DIRECTIONS FOR THIS TASK
Repeat every record below exactly, but leave out any pictures.

ENTRIES SHOWN
====

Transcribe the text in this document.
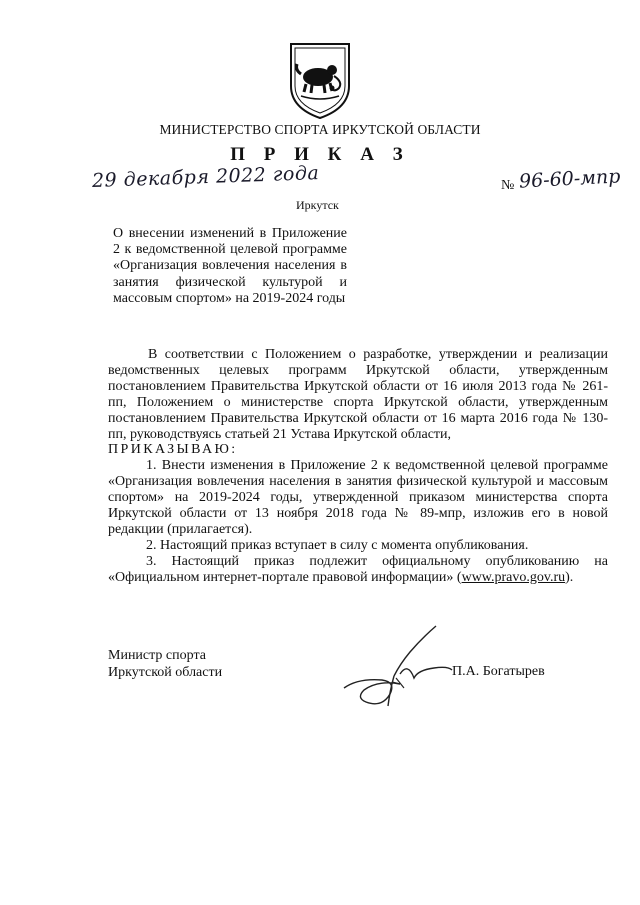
МИНИСТЕРСТВО СПОРТА ИРКУТСКОЙ ОБЛАСТИ
П Р И К А З
29 декабря 2022 года	№ 96-60-мпр
Иркутск
О внесении изменений в Приложение 2 к ведомственной целевой программе «Организация вовлечения населения в занятия физической культурой и массовым спортом» на 2019-2024 годы

В соответствии с Положением о разработке, утверждении и реализации ведомственных целевых программ Иркутской области, утвержденным постановлением Правительства Иркутской области от 16 июля 2013 года № 261-пп, Положением о министерстве спорта Иркутской области, утвержденным постановлением Правительства Иркутской области от 16 марта 2016 года № 130-пп, руководствуясь статьей 21 Устава Иркутской области,

ПРИКАЗЫВАЮ:

1. Внести изменения в Приложение 2 к ведомственной целевой программе «Организация вовлечения населения в занятия физической культурой и массовым спортом» на 2019-2024 годы, утвержденной приказом министерства спорта Иркутской области от 13 ноября 2018 года № 89-мпр, изложив его в новой редакции (прилагается).

2. Настоящий приказ вступает в силу с момента опубликования.

3. Настоящий приказ подлежит официальному опубликованию на «Официальном интернет-портале правовой информации» (www.pravo.gov.ru).

Министр спорта
Иркутской области	П.А. Богатырев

====

RESPONSE
Transcribe the text in this document.
МИНИСТЕРСТВО СПОРТА ИРКУТСКОЙ ОБЛАСТИ
П Р И К А З
29 декабря 2022 года	№ 96-60-мпр
Иркутск
О внесении изменений в Приложение 2 к ведомственной целевой программе «Организация вовлечения населения в занятия физической культурой и массовым спортом» на 2019-2024 годы

В соответствии с Положением о разработке, утверждении и реализации ведомственных целевых программ Иркутской области, утвержденным постановлением Правительства Иркутской области от 16 июля 2013 года № 261-пп, Положением о министерстве спорта Иркутской области, утвержденным постановлением Правительства Иркутской области от 16 марта 2016 года № 130-пп, руководствуясь статьей 21 Устава Иркутской области,

ПРИКАЗЫВАЮ:

1. Внести изменения в Приложение 2 к ведомственной целевой программе «Организация вовлечения населения в занятия физической культурой и массовым спортом» на 2019-2024 годы, утвержденной приказом министерства спорта Иркутской области от 13 ноября 2018 года № 89-мпр, изложив его в новой редакции (прилагается).

2. Настоящий приказ вступает в силу с момента опубликования.

3. Настоящий приказ подлежит официальному опубликованию на «Официальном интернет-портале правовой информации» (www.pravo.gov.ru).

Министр спорта
Иркутской области	П.А. Богатырев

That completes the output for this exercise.